-- begin --

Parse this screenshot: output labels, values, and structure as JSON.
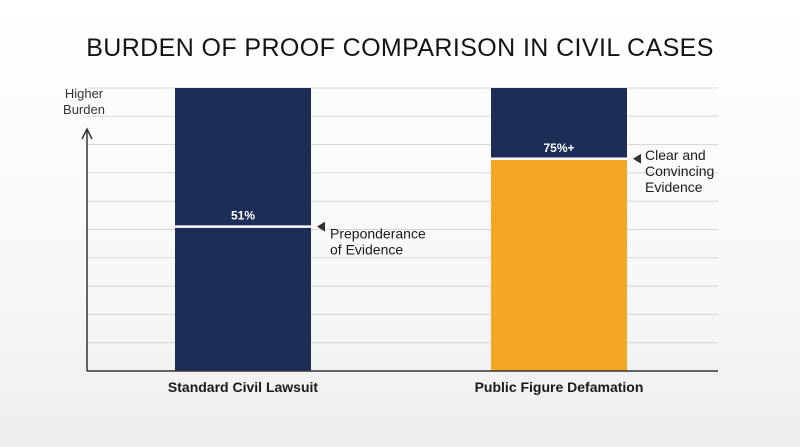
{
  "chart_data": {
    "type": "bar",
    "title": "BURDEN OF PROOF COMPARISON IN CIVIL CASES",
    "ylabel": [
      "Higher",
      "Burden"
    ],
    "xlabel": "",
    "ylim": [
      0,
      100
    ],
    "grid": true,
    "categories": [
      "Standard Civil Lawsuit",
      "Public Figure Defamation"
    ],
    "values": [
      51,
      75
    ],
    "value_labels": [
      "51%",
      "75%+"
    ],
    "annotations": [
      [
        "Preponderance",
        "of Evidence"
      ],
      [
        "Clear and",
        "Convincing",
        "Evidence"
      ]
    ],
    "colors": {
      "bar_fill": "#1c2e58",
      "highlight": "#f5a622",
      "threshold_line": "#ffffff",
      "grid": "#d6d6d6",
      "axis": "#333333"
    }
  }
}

-- end --

= Given request =
Omit the pictures and give the material again, exactly and in full.

= Expected answer =
Parse this screenshot: output labels, values, and structure as JSON.
{
  "chart_data": {
    "type": "bar",
    "title": "BURDEN OF PROOF COMPARISON IN CIVIL CASES",
    "ylabel": [
      "Higher",
      "Burden"
    ],
    "xlabel": "",
    "ylim": [
      0,
      100
    ],
    "grid": true,
    "categories": [
      "Standard Civil Lawsuit",
      "Public Figure Defamation"
    ],
    "values": [
      51,
      75
    ],
    "value_labels": [
      "51%",
      "75%+"
    ],
    "annotations": [
      [
        "Preponderance",
        "of Evidence"
      ],
      [
        "Clear and",
        "Convincing",
        "Evidence"
      ]
    ],
    "colors": {
      "bar_fill": "#1c2e58",
      "highlight": "#f5a622",
      "threshold_line": "#ffffff",
      "grid": "#d6d6d6",
      "axis": "#333333"
    }
  }
}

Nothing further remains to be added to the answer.